■ **DO THIS**: Quote the whole listing verbatim.

■ **EXTRACTED ENTRIES**:
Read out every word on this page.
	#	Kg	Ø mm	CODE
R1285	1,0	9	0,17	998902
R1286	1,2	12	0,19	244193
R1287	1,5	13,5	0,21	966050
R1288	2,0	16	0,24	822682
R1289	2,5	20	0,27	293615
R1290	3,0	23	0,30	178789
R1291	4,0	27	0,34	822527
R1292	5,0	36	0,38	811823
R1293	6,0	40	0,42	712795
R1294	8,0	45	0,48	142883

■ **SOLUTION FOR THIS TASK**:
Read out every word on this page.
	#	Kg	Ø mm	CODE
R1285	1,0	9	0,17	998902
R1286	1,2	12	0,19	244193
R1287	1,5	13,5	0,21	966050
R1288	2,0	16	0,24	822682
R1289	2,5	20	0,27	293615
R1290	3,0	23	0,30	178789
R1291	4,0	27	0,34	822527
R1292	5,0	36	0,38	811823
R1293	6,0	40	0,42	712795
R1294	8,0	45	0,48	142883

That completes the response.